## What you need to do
Transcribe the records below exactly as they appear, omitting any pictures.

**** Dataset rows

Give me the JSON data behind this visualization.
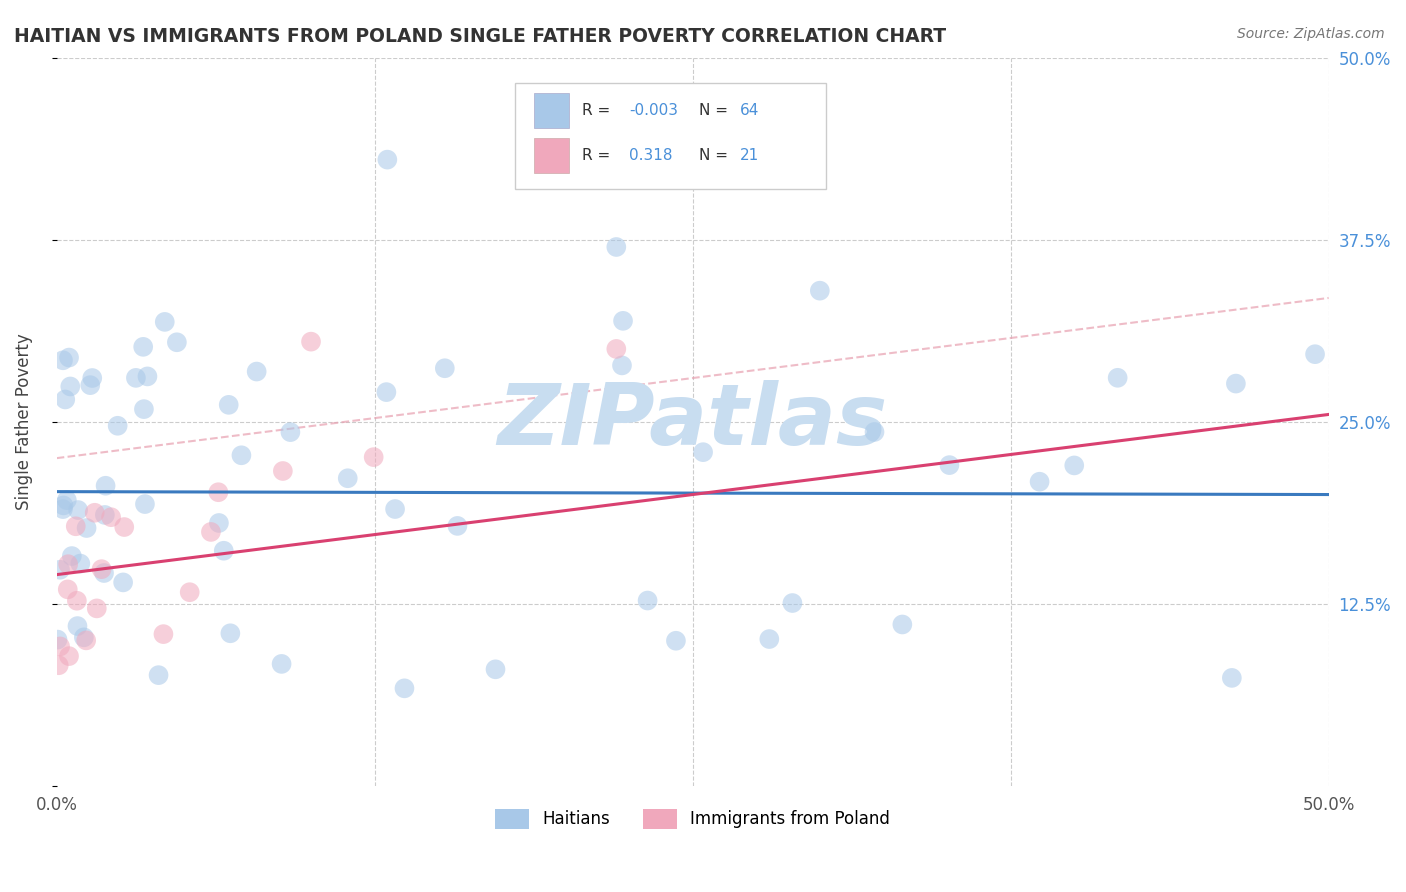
{
  "title": "HAITIAN VS IMMIGRANTS FROM POLAND SINGLE FATHER POVERTY CORRELATION CHART",
  "source": "Source: ZipAtlas.com",
  "ylabel": "Single Father Poverty",
  "xlim": [
    0,
    0.5
  ],
  "ylim": [
    0,
    0.5
  ],
  "haitian_color": "#a8c8e8",
  "poland_color": "#f0a8bc",
  "haitian_line_color": "#3a7abf",
  "poland_line_color": "#d94070",
  "poland_dash_color": "#e8a0b0",
  "grid_color": "#cccccc",
  "background_color": "#ffffff",
  "watermark": "ZIPatlas",
  "watermark_color": "#c8ddf0",
  "title_color": "#333333",
  "haitian_R": -0.003,
  "haitian_N": 64,
  "poland_R": 0.318,
  "poland_N": 21,
  "haitian_line_y0": 0.202,
  "haitian_line_y1": 0.2,
  "poland_line_y0": 0.145,
  "poland_line_y1": 0.255
}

********

## Response to this exercise
Give me the JSON data behind this visualization.
{
  "title": "HAITIAN VS IMMIGRANTS FROM POLAND SINGLE FATHER POVERTY CORRELATION CHART",
  "source": "Source: ZipAtlas.com",
  "ylabel": "Single Father Poverty",
  "xlim": [
    0,
    0.5
  ],
  "ylim": [
    0,
    0.5
  ],
  "haitian_color": "#a8c8e8",
  "poland_color": "#f0a8bc",
  "haitian_line_color": "#3a7abf",
  "poland_line_color": "#d94070",
  "poland_dash_color": "#e8a0b0",
  "grid_color": "#cccccc",
  "background_color": "#ffffff",
  "watermark": "ZIPatlas",
  "watermark_color": "#c8ddf0",
  "title_color": "#333333",
  "haitian_R": -0.003,
  "haitian_N": 64,
  "poland_R": 0.318,
  "poland_N": 21,
  "haitian_line_y0": 0.202,
  "haitian_line_y1": 0.2,
  "poland_line_y0": 0.145,
  "poland_line_y1": 0.255
}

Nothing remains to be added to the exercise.